====== MATERIAL PROVIDED

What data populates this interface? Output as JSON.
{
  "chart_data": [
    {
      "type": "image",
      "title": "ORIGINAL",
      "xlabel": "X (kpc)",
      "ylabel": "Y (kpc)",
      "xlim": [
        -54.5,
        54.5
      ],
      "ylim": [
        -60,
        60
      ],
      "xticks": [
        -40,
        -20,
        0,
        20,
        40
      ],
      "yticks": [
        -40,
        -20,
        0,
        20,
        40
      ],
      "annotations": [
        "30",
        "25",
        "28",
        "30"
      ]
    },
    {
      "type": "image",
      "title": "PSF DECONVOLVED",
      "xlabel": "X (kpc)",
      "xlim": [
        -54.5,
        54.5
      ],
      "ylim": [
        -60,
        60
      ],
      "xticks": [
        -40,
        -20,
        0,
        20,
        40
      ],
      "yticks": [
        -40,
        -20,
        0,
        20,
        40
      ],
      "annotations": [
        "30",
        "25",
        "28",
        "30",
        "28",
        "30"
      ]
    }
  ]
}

============

WHAT YOU HAVE TO DO: Nothing may be left out: return each entry exactly as it reads.

SOLUTION:
What data populates this interface? Output as JSON.
{
  "chart_data": [
    {
      "type": "image",
      "title": "ORIGINAL",
      "xlabel": "X (kpc)",
      "ylabel": "Y (kpc)",
      "xlim": [
        -54.5,
        54.5
      ],
      "ylim": [
        -60,
        60
      ],
      "xticks": [
        -40,
        -20,
        0,
        20,
        40
      ],
      "yticks": [
        -40,
        -20,
        0,
        20,
        40
      ],
      "annotations": [
        "30",
        "25",
        "28",
        "30"
      ]
    },
    {
      "type": "image",
      "title": "PSF DECONVOLVED",
      "xlabel": "X (kpc)",
      "xlim": [
        -54.5,
        54.5
      ],
      "ylim": [
        -60,
        60
      ],
      "xticks": [
        -40,
        -20,
        0,
        20,
        40
      ],
      "yticks": [
        -40,
        -20,
        0,
        20,
        40
      ],
      "annotations": [
        "30",
        "25",
        "28",
        "30",
        "28",
        "30"
      ]
    }
  ]
}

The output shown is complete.